### Short exercise
From the entries below, copy every line that holds the word "Raspberry".

### Entries provided

★ ★ ★

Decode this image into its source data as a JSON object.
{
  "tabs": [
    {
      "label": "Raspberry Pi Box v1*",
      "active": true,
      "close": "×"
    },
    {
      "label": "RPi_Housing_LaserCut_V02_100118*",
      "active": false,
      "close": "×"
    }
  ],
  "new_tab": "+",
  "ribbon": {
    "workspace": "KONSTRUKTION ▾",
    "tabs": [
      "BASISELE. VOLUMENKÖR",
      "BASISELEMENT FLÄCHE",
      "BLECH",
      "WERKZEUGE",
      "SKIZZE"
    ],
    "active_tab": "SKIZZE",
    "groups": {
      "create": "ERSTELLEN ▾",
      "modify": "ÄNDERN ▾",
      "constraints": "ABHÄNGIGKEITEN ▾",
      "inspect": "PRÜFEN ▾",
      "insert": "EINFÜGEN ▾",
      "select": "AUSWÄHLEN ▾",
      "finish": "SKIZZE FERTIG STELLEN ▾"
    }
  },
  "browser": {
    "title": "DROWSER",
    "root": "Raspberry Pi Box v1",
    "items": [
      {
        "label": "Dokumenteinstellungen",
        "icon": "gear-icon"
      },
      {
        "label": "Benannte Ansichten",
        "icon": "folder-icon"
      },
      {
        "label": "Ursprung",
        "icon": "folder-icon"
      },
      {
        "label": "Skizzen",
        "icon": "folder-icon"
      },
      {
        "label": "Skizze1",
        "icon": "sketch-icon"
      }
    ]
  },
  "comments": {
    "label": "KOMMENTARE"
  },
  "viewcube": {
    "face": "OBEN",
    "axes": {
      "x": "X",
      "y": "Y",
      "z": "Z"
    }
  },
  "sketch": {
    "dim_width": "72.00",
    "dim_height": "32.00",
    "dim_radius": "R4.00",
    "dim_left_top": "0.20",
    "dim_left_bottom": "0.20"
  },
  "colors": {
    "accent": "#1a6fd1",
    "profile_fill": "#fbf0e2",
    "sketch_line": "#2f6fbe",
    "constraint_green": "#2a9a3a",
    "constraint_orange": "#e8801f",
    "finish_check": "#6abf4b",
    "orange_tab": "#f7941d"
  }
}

★ ★ ★

### Worked solution
      "label": "Raspberry Pi Box v1*",
    "root": "Raspberry Pi Box v1",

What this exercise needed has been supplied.